RECORDS SUPPLIED:
(begin)

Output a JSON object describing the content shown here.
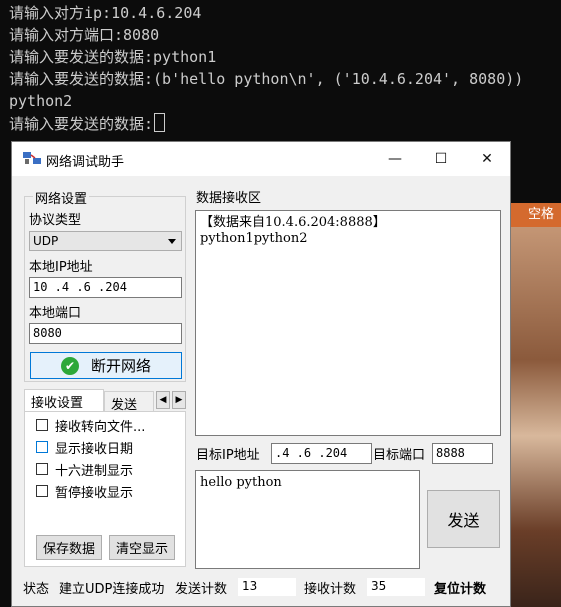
{
  "terminal": {
    "lines": [
      "请输入对方ip:10.4.6.204",
      "请输入对方端口:8080",
      "请输入要发送的数据:python1",
      "请输入要发送的数据:(b'hello python\\n', ('10.4.6.204', 8080))",
      "python2",
      "请输入要发送的数据:"
    ]
  },
  "background": {
    "strip_text": "空格"
  },
  "window": {
    "title": "网络调试助手",
    "minimize": "—",
    "maximize": "☐",
    "close": "✕"
  },
  "net_settings": {
    "group_title": "网络设置",
    "protocol_label": "协议类型",
    "protocol_value": "UDP",
    "local_ip_label": "本地IP地址",
    "local_ip_value": "10 .4  .6  .204",
    "local_port_label": "本地端口",
    "local_port_value": "8080",
    "disconnect_label": "断开网络"
  },
  "tabs": {
    "receive": "接收设置",
    "send": "发送"
  },
  "receive_settings": {
    "options": [
      "接收转向文件...",
      "显示接收日期",
      "十六进制显示",
      "暂停接收显示"
    ],
    "save_label": "保存数据",
    "clear_label": "清空显示"
  },
  "receive_area": {
    "title": "数据接收区",
    "content": "【数据来自10.4.6.204:8888】\npython1python2"
  },
  "target": {
    "ip_label": "目标IP地址",
    "ip_value": ".4  .6  .204",
    "port_label": "目标端口",
    "port_value": "8888"
  },
  "send_area": {
    "content": "hello python",
    "send_label": "发送"
  },
  "status_bar": {
    "status_label": "状态",
    "status_value": "建立UDP连接成功",
    "send_count_label": "发送计数",
    "send_count_value": "13",
    "recv_count_label": "接收计数",
    "recv_count_value": "35",
    "reset_label": "复位计数"
  },
  "colors": {
    "accent": "#0078d7",
    "connect_icon": "#2da83a",
    "terminal_bg": "#0c0c0c",
    "terminal_fg": "#cccccc"
  }
}
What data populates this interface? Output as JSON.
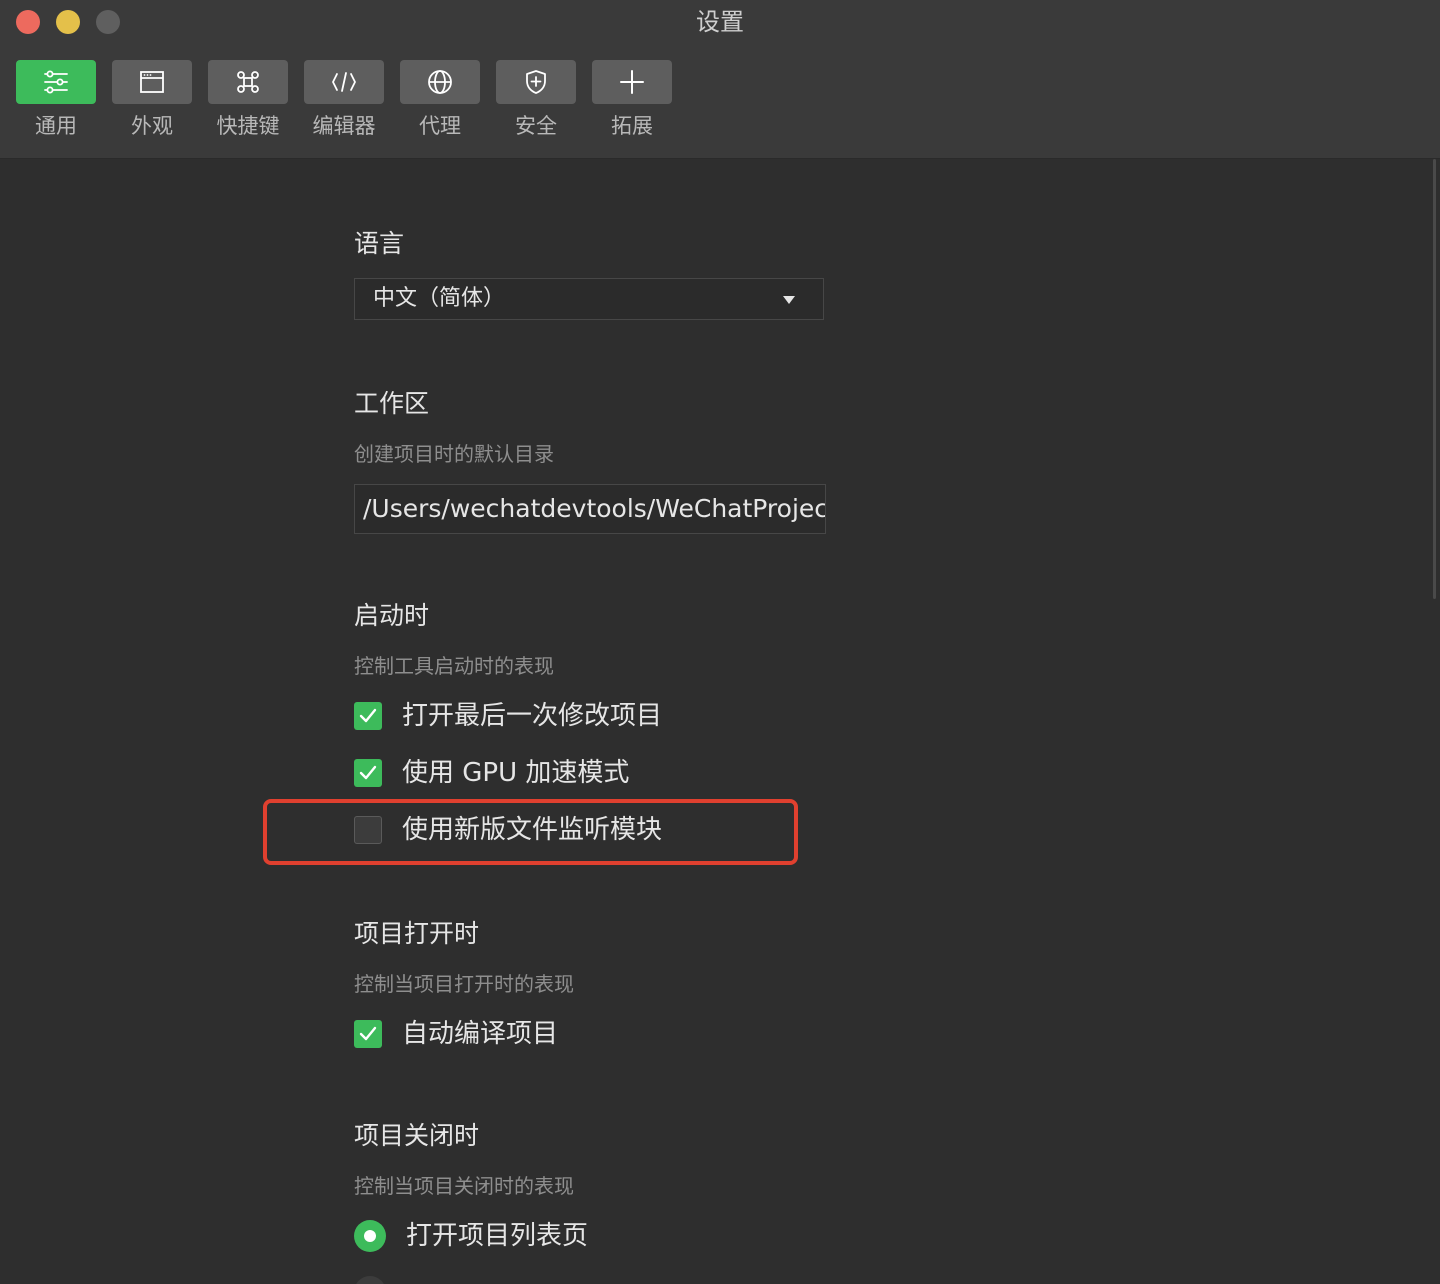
{
  "window": {
    "title": "设置"
  },
  "toolbar": {
    "tabs": [
      {
        "label": "通用",
        "icon": "sliders-icon",
        "active": true
      },
      {
        "label": "外观",
        "icon": "window-icon",
        "active": false
      },
      {
        "label": "快捷键",
        "icon": "command-key-icon",
        "active": false
      },
      {
        "label": "编辑器",
        "icon": "code-icon",
        "active": false
      },
      {
        "label": "代理",
        "icon": "globe-icon",
        "active": false
      },
      {
        "label": "安全",
        "icon": "shield-icon",
        "active": false
      },
      {
        "label": "拓展",
        "icon": "plus-icon",
        "active": false
      }
    ]
  },
  "language": {
    "heading": "语言",
    "selected": "中文（简体）"
  },
  "workspace": {
    "heading": "工作区",
    "description": "创建项目时的默认目录",
    "path": "/Users/wechatdevtools/WeChatProjects"
  },
  "startup": {
    "heading": "启动时",
    "description": "控制工具启动时的表现",
    "options": [
      {
        "label": "打开最后一次修改项目",
        "checked": true
      },
      {
        "label": "使用 GPU 加速模式",
        "checked": true
      },
      {
        "label": "使用新版文件监听模块",
        "checked": false
      }
    ]
  },
  "project_open": {
    "heading": "项目打开时",
    "description": "控制当项目打开时的表现",
    "options": [
      {
        "label": "自动编译项目",
        "checked": true
      }
    ]
  },
  "project_close": {
    "heading": "项目关闭时",
    "description": "控制当项目关闭时的表现",
    "options": [
      {
        "label": "打开项目列表页",
        "selected": true
      }
    ]
  },
  "colors": {
    "accent": "#3dbb5b",
    "highlight_border": "#e0402f",
    "background": "#2e2e2e",
    "toolbar": "#3a3a3a"
  }
}
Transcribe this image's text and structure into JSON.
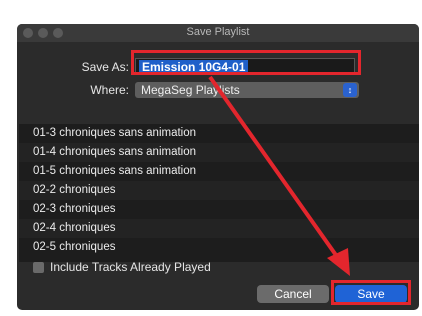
{
  "window": {
    "title": "Save Playlist"
  },
  "form": {
    "save_as_label": "Save As:",
    "save_as_value": "Emission 10G4-01",
    "where_label": "Where:",
    "where_value": "MegaSeg Playlists"
  },
  "list": {
    "items": [
      "01-3 chroniques sans animation",
      "01-4 chroniques sans animation",
      "01-5 chroniques sans animation",
      "02-2 chroniques",
      "02-3 chroniques",
      "02-4 chroniques",
      "02-5 chroniques"
    ]
  },
  "options": {
    "include_played_label": "Include Tracks Already Played"
  },
  "buttons": {
    "cancel": "Cancel",
    "save": "Save"
  },
  "annotation": {
    "color": "#e3262d"
  }
}
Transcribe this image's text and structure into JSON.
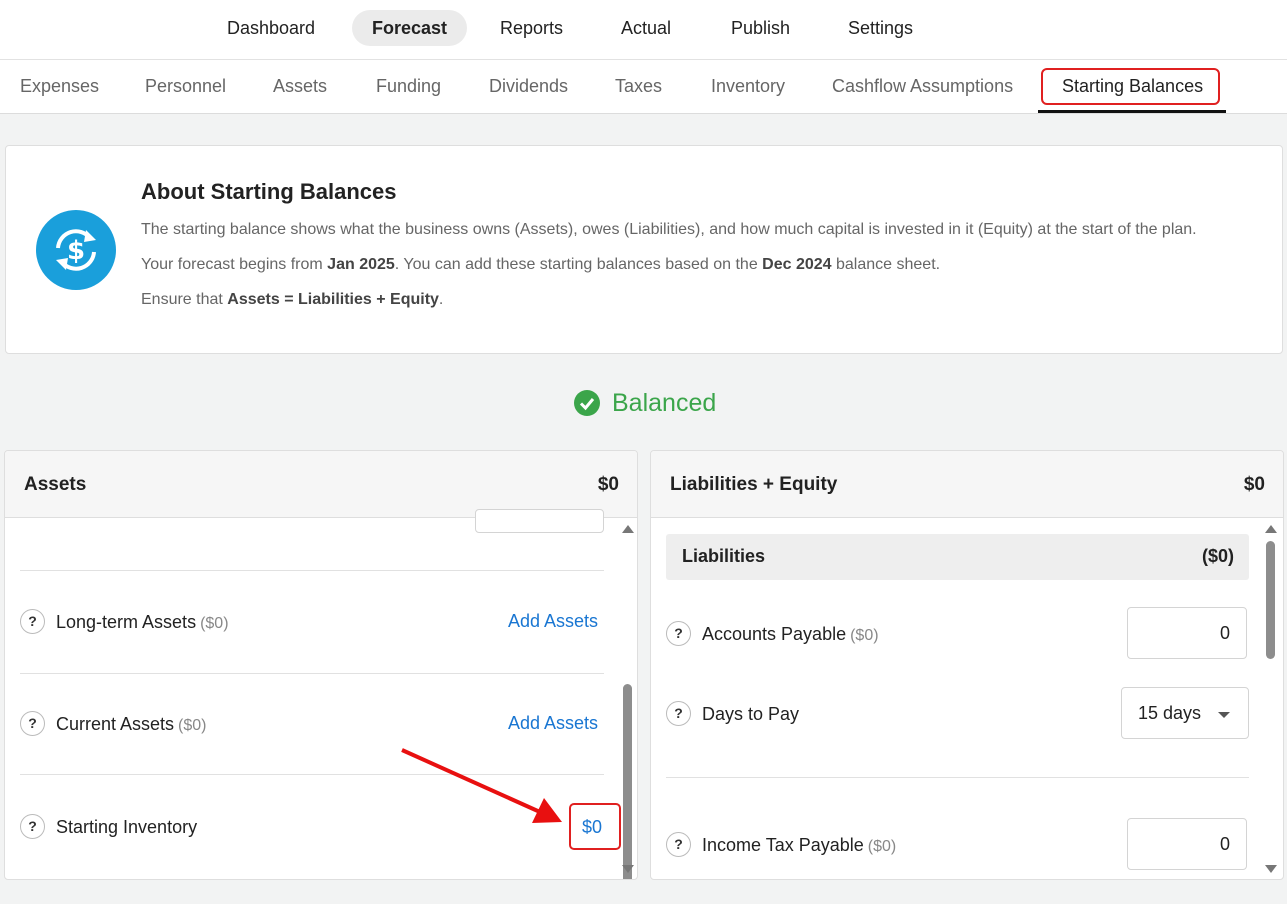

(end)

EXERCISE DETAILS:
Above are records to transcribe exactly; leave their pictures out.

TASK RESULT:
Output a JSON object describing the content shown here.
{
  "terminal": {
    "lines": [
      "请输入对方ip:10.4.6.204",
      "请输入对方端口:8080",
      "请输入要发送的数据:python1",
      "请输入要发送的数据:(b'hello python\\n', ('10.4.6.204', 8080))",
      "python2",
      "请输入要发送的数据:"
    ]
  },
  "background": {
    "strip_text": "空格"
  },
  "window": {
    "title": "网络调试助手",
    "minimize": "—",
    "maximize": "☐",
    "close": "✕"
  },
  "net_settings": {
    "group_title": "网络设置",
    "protocol_label": "协议类型",
    "protocol_value": "UDP",
    "local_ip_label": "本地IP地址",
    "local_ip_value": "10 .4  .6  .204",
    "local_port_label": "本地端口",
    "local_port_value": "8080",
    "disconnect_label": "断开网络"
  },
  "tabs": {
    "receive": "接收设置",
    "send": "发送"
  },
  "receive_settings": {
    "options": [
      "接收转向文件...",
      "显示接收日期",
      "十六进制显示",
      "暂停接收显示"
    ],
    "save_label": "保存数据",
    "clear_label": "清空显示"
  },
  "receive_area": {
    "title": "数据接收区",
    "content": "【数据来自10.4.6.204:8888】\npython1python2"
  },
  "target": {
    "ip_label": "目标IP地址",
    "ip_value": ".4  .6  .204",
    "port_label": "目标端口",
    "port_value": "8888"
  },
  "send_area": {
    "content": "hello python",
    "send_label": "发送"
  },
  "status_bar": {
    "status_label": "状态",
    "status_value": "建立UDP连接成功",
    "send_count_label": "发送计数",
    "send_count_value": "13",
    "recv_count_label": "接收计数",
    "recv_count_value": "35",
    "reset_label": "复位计数"
  },
  "colors": {
    "accent": "#0078d7",
    "connect_icon": "#2da83a",
    "terminal_bg": "#0c0c0c",
    "terminal_fg": "#cccccc"
  }
}
What data populates this interface? Output as JSON.
{
  "window": {
    "title": "设置"
  },
  "toolbar": {
    "tabs": [
      {
        "label": "通用",
        "icon": "sliders-icon",
        "active": true
      },
      {
        "label": "外观",
        "icon": "window-icon",
        "active": false
      },
      {
        "label": "快捷键",
        "icon": "command-key-icon",
        "active": false
      },
      {
        "label": "编辑器",
        "icon": "code-icon",
        "active": false
      },
      {
        "label": "代理",
        "icon": "globe-icon",
        "active": false
      },
      {
        "label": "安全",
        "icon": "shield-icon",
        "active": false
      },
      {
        "label": "拓展",
        "icon": "plus-icon",
        "active": false
      }
    ]
  },
  "language": {
    "heading": "语言",
    "selected": "中文（简体）"
  },
  "workspace": {
    "heading": "工作区",
    "description": "创建项目时的默认目录",
    "path": "/Users/wechatdevtools/WeChatProjects"
  },
  "startup": {
    "heading": "启动时",
    "description": "控制工具启动时的表现",
    "options": [
      {
        "label": "打开最后一次修改项目",
        "checked": true
      },
      {
        "label": "使用 GPU 加速模式",
        "checked": true
      },
      {
        "label": "使用新版文件监听模块",
        "checked": false
      }
    ]
  },
  "project_open": {
    "heading": "项目打开时",
    "description": "控制当项目打开时的表现",
    "options": [
      {
        "label": "自动编译项目",
        "checked": true
      }
    ]
  },
  "project_close": {
    "heading": "项目关闭时",
    "description": "控制当项目关闭时的表现",
    "options": [
      {
        "label": "打开项目列表页",
        "selected": true
      }
    ]
  },
  "colors": {
    "accent": "#3dbb5b",
    "highlight_border": "#e0402f",
    "background": "#2e2e2e",
    "toolbar": "#3a3a3a"
  }
}
Transcribe this image's text and structure into JSON.
{
  "window": {
    "title": "Save Playlist"
  },
  "form": {
    "save_as_label": "Save As:",
    "save_as_value": "Emission 10G4-01",
    "where_label": "Where:",
    "where_value": "MegaSeg Playlists"
  },
  "list": {
    "items": [
      "01-3 chroniques sans animation",
      "01-4 chroniques sans animation",
      "01-5 chroniques sans animation",
      "02-2 chroniques",
      "02-3 chroniques",
      "02-4 chroniques",
      "02-5 chroniques"
    ]
  },
  "options": {
    "include_played_label": "Include Tracks Already Played"
  },
  "buttons": {
    "cancel": "Cancel",
    "save": "Save"
  },
  "annotation": {
    "color": "#e3262d"
  }
}
Transcribe this image's text and structure into JSON.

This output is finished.